Data records
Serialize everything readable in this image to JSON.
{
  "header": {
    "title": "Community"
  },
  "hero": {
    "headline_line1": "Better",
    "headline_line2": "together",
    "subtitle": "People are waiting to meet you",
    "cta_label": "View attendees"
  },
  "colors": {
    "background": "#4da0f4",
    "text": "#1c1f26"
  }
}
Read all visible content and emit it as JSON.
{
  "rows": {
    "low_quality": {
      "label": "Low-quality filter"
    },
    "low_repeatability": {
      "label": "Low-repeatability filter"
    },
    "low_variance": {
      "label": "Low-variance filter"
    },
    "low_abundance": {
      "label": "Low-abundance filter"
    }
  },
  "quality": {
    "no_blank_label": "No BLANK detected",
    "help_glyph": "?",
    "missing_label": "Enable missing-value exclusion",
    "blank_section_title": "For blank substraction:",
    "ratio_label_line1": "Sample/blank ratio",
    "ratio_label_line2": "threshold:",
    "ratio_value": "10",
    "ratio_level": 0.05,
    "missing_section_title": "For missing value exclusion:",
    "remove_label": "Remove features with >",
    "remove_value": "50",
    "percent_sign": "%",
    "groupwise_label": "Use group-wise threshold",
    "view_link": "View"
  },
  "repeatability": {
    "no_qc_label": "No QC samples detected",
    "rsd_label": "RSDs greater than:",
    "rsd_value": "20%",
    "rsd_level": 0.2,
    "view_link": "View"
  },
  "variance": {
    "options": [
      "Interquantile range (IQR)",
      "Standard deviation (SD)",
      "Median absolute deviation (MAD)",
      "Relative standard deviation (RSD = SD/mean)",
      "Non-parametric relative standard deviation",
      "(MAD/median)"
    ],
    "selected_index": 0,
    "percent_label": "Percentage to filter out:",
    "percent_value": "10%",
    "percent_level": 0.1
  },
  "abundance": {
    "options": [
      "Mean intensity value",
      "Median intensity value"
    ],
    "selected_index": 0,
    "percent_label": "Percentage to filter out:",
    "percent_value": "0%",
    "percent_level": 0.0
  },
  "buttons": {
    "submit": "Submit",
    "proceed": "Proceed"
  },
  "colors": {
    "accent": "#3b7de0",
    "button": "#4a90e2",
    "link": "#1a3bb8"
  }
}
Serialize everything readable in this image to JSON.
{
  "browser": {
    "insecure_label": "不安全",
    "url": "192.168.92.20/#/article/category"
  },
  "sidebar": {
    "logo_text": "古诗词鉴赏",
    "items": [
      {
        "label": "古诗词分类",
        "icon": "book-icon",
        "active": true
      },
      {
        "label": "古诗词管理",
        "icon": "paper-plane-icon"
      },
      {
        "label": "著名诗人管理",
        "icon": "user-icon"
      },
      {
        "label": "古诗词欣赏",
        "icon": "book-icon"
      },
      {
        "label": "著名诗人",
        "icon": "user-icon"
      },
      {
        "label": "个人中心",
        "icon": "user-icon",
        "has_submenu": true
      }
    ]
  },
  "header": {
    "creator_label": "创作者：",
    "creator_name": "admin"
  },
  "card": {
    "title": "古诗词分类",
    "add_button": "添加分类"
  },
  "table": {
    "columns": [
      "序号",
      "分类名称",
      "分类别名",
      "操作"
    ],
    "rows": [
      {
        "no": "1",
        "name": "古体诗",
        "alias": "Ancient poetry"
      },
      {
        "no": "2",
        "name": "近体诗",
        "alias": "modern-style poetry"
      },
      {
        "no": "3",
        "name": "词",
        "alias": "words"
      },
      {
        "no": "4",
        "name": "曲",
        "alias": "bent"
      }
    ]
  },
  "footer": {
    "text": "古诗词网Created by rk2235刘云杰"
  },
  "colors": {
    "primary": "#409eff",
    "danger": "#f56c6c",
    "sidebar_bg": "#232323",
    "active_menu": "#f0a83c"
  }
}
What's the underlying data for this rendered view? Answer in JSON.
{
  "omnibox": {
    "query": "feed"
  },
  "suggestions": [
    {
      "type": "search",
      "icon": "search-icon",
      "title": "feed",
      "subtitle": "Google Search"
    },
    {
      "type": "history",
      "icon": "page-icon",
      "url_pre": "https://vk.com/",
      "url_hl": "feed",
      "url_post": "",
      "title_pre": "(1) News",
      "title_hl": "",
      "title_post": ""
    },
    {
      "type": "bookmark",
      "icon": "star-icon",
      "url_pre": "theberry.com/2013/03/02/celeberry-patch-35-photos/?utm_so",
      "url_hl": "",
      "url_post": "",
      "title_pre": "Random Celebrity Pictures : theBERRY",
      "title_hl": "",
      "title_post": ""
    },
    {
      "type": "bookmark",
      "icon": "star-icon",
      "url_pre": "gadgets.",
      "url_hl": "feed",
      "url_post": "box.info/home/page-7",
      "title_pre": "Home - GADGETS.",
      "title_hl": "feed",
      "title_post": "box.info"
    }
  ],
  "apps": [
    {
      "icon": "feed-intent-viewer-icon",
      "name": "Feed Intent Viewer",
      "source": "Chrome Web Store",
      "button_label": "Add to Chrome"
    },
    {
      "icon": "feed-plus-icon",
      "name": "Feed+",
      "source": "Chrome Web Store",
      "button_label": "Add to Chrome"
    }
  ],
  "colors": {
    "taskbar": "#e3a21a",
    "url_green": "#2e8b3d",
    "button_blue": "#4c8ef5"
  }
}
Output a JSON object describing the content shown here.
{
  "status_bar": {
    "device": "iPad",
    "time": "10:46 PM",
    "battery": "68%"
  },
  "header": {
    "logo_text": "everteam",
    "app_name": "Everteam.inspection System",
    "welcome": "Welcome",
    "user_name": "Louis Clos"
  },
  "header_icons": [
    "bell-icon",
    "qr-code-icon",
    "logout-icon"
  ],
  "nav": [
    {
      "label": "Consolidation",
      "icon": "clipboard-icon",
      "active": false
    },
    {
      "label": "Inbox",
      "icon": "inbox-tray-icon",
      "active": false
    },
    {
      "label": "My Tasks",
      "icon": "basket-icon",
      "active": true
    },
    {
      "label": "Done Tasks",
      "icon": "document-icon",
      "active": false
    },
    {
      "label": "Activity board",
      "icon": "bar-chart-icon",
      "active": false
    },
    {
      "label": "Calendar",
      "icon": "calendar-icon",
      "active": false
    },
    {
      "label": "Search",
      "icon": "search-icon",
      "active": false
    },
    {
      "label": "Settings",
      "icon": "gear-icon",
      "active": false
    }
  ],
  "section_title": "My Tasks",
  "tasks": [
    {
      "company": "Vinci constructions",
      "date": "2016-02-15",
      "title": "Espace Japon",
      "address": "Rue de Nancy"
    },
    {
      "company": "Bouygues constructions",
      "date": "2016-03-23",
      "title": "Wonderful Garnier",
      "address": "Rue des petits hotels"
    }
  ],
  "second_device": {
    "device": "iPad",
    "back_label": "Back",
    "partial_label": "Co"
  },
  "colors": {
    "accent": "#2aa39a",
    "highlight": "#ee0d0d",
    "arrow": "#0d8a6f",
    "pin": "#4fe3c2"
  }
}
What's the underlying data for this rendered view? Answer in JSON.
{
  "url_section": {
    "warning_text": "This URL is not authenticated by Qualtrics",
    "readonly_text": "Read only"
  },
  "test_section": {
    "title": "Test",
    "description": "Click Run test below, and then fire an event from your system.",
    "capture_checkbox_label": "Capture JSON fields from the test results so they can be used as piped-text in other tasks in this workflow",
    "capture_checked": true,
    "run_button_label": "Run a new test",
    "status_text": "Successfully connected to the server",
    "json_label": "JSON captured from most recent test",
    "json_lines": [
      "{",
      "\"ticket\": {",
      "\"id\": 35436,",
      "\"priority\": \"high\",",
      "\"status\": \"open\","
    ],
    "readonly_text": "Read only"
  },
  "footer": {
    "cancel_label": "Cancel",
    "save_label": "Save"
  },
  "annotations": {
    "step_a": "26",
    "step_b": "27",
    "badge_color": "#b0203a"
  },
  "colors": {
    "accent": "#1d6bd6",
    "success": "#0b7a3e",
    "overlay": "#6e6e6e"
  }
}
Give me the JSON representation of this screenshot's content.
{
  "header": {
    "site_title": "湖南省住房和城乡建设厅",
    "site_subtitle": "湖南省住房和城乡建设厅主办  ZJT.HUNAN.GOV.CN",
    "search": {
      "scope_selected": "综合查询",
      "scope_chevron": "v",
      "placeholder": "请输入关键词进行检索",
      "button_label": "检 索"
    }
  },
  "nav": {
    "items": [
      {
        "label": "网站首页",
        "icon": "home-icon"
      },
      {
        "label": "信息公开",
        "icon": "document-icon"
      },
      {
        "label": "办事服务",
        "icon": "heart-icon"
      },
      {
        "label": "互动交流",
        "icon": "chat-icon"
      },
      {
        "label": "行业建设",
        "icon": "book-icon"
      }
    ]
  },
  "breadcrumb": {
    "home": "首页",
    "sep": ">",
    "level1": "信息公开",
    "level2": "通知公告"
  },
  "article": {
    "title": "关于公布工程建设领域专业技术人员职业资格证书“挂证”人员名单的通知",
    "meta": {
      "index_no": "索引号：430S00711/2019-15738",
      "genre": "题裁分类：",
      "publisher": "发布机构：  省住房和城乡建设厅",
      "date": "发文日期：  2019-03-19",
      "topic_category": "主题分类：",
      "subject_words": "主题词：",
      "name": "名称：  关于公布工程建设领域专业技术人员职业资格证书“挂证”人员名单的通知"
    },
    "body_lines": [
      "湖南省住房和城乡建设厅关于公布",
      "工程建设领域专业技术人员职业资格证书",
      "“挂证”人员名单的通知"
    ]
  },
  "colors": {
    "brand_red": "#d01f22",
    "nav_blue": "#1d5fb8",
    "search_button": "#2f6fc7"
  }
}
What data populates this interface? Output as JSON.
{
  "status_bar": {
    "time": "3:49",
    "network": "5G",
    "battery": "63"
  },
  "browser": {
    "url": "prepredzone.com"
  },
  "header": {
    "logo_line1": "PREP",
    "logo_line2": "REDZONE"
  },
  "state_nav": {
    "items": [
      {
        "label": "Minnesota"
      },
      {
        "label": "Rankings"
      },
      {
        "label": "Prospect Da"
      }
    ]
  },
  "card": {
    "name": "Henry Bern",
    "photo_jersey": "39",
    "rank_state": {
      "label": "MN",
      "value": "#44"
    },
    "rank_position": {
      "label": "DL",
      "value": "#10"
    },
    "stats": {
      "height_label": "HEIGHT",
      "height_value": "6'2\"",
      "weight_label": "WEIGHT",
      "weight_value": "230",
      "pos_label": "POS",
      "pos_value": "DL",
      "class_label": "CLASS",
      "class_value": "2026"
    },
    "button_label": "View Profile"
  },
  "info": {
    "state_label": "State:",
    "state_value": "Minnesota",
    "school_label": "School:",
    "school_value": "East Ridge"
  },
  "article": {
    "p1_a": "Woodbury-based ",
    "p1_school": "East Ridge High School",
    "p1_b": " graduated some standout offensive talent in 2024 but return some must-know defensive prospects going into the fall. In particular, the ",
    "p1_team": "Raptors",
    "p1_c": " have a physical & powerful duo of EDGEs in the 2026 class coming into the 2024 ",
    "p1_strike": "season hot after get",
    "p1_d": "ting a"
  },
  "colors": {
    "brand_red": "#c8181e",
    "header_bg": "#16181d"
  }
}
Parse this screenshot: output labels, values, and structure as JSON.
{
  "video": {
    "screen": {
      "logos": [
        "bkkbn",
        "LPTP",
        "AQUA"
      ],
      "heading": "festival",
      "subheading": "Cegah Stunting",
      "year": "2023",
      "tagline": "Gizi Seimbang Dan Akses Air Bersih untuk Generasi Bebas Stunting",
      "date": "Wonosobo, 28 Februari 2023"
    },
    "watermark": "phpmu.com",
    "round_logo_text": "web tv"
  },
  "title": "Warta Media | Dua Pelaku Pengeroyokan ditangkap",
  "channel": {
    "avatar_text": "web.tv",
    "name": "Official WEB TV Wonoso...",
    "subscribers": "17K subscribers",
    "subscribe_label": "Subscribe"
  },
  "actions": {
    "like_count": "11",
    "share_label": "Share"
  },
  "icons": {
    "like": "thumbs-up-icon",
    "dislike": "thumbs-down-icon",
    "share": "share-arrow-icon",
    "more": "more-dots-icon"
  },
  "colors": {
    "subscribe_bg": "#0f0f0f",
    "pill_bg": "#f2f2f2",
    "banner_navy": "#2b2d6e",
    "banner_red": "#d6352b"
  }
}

• Exercise: Review the preceding data and report every line that includes the string "missing".

• Response below:
    "missing_label": "Enable missing-value exclusion",
    "missing_section_title": "For missing value exclusion:",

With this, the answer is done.